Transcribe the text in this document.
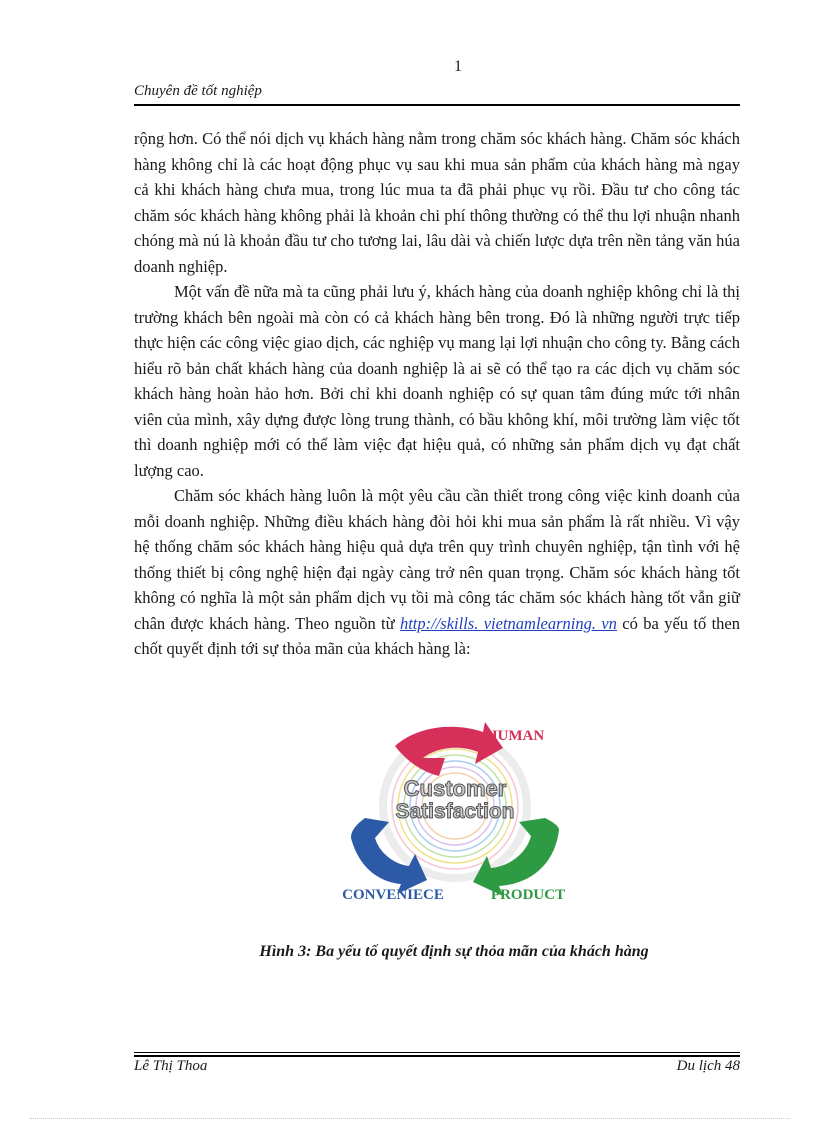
1
Chuyên đề tốt nghiệp

rộng hơn. Có thể nói dịch vụ khách hàng nằm trong chăm sóc khách hàng. Chăm sóc khách hàng không chỉ là các hoạt động phục vụ sau khi mua sản phẩm của khách hàng mà ngay cả khi khách hàng chưa mua, trong lúc mua ta đã phải phục vụ rồi. Đầu tư cho công tác chăm sóc khách hàng không phải là khoản chi phí thông thường có thể thu lợi nhuận nhanh chóng mà nú là khoản đầu tư cho tương lai, lâu dài và chiến lược dựa trên nền tảng văn húa doanh nghiệp.

Một vấn đề nữa mà ta cũng phải lưu ý, khách hàng của doanh nghiệp không chỉ là thị trường khách bên ngoài mà còn có cả khách hàng bên trong. Đó là những người trực tiếp thực hiện các công việc giao dịch, các nghiệp vụ mang lại lợi nhuận cho công ty. Bằng cách hiểu rõ bản chất khách hàng của doanh nghiệp là ai sẽ có thể tạo ra các dịch vụ chăm sóc khách hàng hoàn hảo hơn. Bởi chỉ khi doanh nghiệp có sự quan tâm đúng mức tới nhân viên của mình, xây dựng được lòng trung thành, có bầu không khí, môi trường làm việc tốt thì doanh nghiệp mới có thể làm việc đạt hiệu quả, có những sản phẩm dịch vụ đạt chất lượng cao.

Chăm sóc khách hàng luôn là một yêu cầu cần thiết trong công việc kinh doanh của mỗi doanh nghiệp. Những điều khách hàng đòi hỏi khi mua sản phẩm là rất nhiều. Vì vậy hệ thống chăm sóc khách hàng hiệu quả dựa trên quy trình chuyên nghiệp, tận tình với hệ thống thiết bị công nghệ hiện đại ngày càng trở nên quan trọng. Chăm sóc khách hàng tốt không có nghĩa là một sản phẩm dịch vụ tồi mà công tác chăm sóc khách hàng tốt vẫn giữ chân được khách hàng. Theo nguồn từ http://skills. vietnamlearning. vn có ba yếu tố then chốt quyết định tới sự thỏa mãn của khách hàng là:

HUMAN
Customer
Satisfaction
CONVENIECE	PRODUCT
Hình 3: Ba yếu tố quyết định sự thỏa mãn của khách hàng
Lê Thị Thoa	Du lịch 48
++++++++++++++++++++
Task statement:
Take each line containing the string "dịch" and copy it out.

Solved exercise:
rộng hơn. Có thể nói dịch vụ khách hàng nằm trong chăm sóc khách hàng. Chăm sóc khách hàng không chỉ là các hoạt động phục vụ sau khi mua sản phẩm của khách hàng mà ngay cả khi khách hàng chưa mua, trong lúc mua ta đã phải phục vụ rồi. Đầu tư cho công tác chăm sóc khách hàng không phải là khoản chi phí thông thường có thể thu lợi nhuận nhanh chóng mà nú là khoản đầu tư cho tương lai, lâu dài và chiến lược dựa trên nền tảng văn húa doanh nghiệp.
Một vấn đề nữa mà ta cũng phải lưu ý, khách hàng của doanh nghiệp không chỉ là thị trường khách bên ngoài mà còn có cả khách hàng bên trong. Đó là những người trực tiếp thực hiện các công việc giao dịch, các nghiệp vụ mang lại lợi nhuận cho công ty. Bằng cách hiểu rõ bản chất khách hàng của doanh nghiệp là ai sẽ có thể tạo ra các dịch vụ chăm sóc khách hàng hoàn hảo hơn. Bởi chỉ khi doanh nghiệp có sự quan tâm đúng mức tới nhân viên của mình, xây dựng được lòng trung thành, có bầu không khí, môi trường làm việc tốt thì doanh nghiệp mới có thể làm việc đạt hiệu quả, có những sản phẩm dịch vụ đạt chất lượng cao.
Chăm sóc khách hàng luôn là một yêu cầu cần thiết trong công việc kinh doanh của mỗi doanh nghiệp. Những điều khách hàng đòi hỏi khi mua sản phẩm là rất nhiều. Vì vậy hệ thống chăm sóc khách hàng hiệu quả dựa trên quy trình chuyên nghiệp, tận tình với hệ thống thiết bị công nghệ hiện đại ngày càng trở nên quan trọng. Chăm sóc khách hàng tốt không có nghĩa là một sản phẩm dịch vụ tồi mà công tác chăm sóc khách hàng tốt vẫn giữ chân được khách hàng. Theo nguồn từ http://skills. vietnamlearning. vn có ba yếu tố then chốt quyết định tới sự thỏa mãn của khách hàng là:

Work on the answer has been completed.